Write the records out again, precisely as they stand.

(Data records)

++++++++

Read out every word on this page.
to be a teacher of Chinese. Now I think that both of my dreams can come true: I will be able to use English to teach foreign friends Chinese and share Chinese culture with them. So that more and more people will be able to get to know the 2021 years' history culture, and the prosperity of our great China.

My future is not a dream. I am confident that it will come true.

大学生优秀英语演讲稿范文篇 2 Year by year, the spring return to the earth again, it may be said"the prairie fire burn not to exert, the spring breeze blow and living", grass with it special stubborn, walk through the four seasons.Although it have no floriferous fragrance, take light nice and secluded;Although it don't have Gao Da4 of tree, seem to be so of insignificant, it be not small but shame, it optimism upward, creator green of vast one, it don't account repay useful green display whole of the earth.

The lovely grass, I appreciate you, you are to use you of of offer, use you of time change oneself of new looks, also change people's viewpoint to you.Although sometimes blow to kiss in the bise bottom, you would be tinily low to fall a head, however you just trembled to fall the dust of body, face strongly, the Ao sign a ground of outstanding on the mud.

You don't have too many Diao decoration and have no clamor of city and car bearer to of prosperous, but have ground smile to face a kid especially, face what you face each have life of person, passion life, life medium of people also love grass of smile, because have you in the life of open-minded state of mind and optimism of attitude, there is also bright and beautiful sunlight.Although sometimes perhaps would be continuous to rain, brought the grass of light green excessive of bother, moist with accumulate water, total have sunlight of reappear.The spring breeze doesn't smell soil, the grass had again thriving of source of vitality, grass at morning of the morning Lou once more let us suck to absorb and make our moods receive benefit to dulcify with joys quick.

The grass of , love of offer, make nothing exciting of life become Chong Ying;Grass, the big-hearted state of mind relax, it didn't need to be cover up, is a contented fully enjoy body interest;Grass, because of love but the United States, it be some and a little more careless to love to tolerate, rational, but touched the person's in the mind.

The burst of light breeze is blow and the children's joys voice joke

++++++++

Task response
Read out every word on this page.
to be a teacher of Chinese. Now I think that both of my dreams can come true: I will be able to use English to teach foreign friends Chinese and share Chinese culture with them. So that more and more people will be able to get to know the 2021 years' history culture, and the prosperity of our great China.

My future is not a dream. I am confident that it will come true.

大学生优秀英语演讲稿范文篇 2 Year by year, the spring return to the earth again, it may be said"the prairie fire burn not to exert, the spring breeze blow and living", grass with it special stubborn, walk through the four seasons.Although it have no floriferous fragrance, take light nice and secluded;Although it don't have Gao Da4 of tree, seem to be so of insignificant, it be not small but shame, it optimism upward, creator green of vast one, it don't account repay useful green display whole of the earth.

The lovely grass, I appreciate you, you are to use you of of offer, use you of time change oneself of new looks, also change people's viewpoint to you.Although sometimes blow to kiss in the bise bottom, you would be tinily low to fall a head, however you just trembled to fall the dust of body, face strongly, the Ao sign a ground of outstanding on the mud.

You don't have too many Diao decoration and have no clamor of city and car bearer to of prosperous, but have ground smile to face a kid especially, face what you face each have life of person, passion life, life medium of people also love grass of smile, because have you in the life of open-minded state of mind and optimism of attitude, there is also bright and beautiful sunlight.Although sometimes perhaps would be continuous to rain, brought the grass of light green excessive of bother, moist with accumulate water, total have sunlight of reappear.The spring breeze doesn't smell soil, the grass had again thriving of source of vitality, grass at morning of the morning Lou once more let us suck to absorb and make our moods receive benefit to dulcify with joys quick.

The grass of , love of offer, make nothing exciting of life become Chong Ying;Grass, the big-hearted state of mind relax, it didn't need to be cover up, is a contented fully enjoy body interest;Grass, because of love but the United States, it be some and a little more careless to love to tolerate, rational, but touched the person's in the mind.

The burst of light breeze is blow and the children's joys voice joke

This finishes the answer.